═════ Data for this exercise ═════

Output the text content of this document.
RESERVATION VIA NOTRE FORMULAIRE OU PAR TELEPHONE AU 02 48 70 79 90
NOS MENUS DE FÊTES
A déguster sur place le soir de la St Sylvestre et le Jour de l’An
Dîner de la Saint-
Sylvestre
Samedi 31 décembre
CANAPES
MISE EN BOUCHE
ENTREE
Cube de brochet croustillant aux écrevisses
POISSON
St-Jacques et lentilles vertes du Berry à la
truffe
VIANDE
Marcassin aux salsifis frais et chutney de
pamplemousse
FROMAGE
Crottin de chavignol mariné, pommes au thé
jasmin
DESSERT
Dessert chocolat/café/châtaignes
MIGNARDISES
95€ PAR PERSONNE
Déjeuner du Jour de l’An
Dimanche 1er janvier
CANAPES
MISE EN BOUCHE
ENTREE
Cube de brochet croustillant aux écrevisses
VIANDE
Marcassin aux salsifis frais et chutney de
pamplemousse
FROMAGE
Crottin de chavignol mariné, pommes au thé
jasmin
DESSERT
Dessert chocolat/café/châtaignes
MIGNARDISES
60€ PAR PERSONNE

═════

Set every line of the listing down word for word.

Output the text content of this document.
RESERVATION VIA NOTRE FORMULAIRE OU PAR TELEPHONE AU 02 48 70 79 90
NOS MENUS DE FÊTES
A déguster sur place le soir de la St Sylvestre et le Jour de l’An
Dîner de la Saint-
Sylvestre
Samedi 31 décembre
CANAPES
MISE EN BOUCHE
ENTREE
Cube de brochet croustillant aux écrevisses
POISSON
St-Jacques et lentilles vertes du Berry à la
truffe
VIANDE
Marcassin aux salsifis frais et chutney de
pamplemousse
FROMAGE
Crottin de chavignol mariné, pommes au thé
jasmin
DESSERT
Dessert chocolat/café/châtaignes
MIGNARDISES
95€ PAR PERSONNE
Déjeuner du Jour de l’An
Dimanche 1er janvier
CANAPES
MISE EN BOUCHE
ENTREE
Cube de brochet croustillant aux écrevisses
VIANDE
Marcassin aux salsifis frais et chutney de
pamplemousse
FROMAGE
Crottin de chavignol mariné, pommes au thé
jasmin
DESSERT
Dessert chocolat/café/châtaignes
MIGNARDISES
60€ PAR PERSONNE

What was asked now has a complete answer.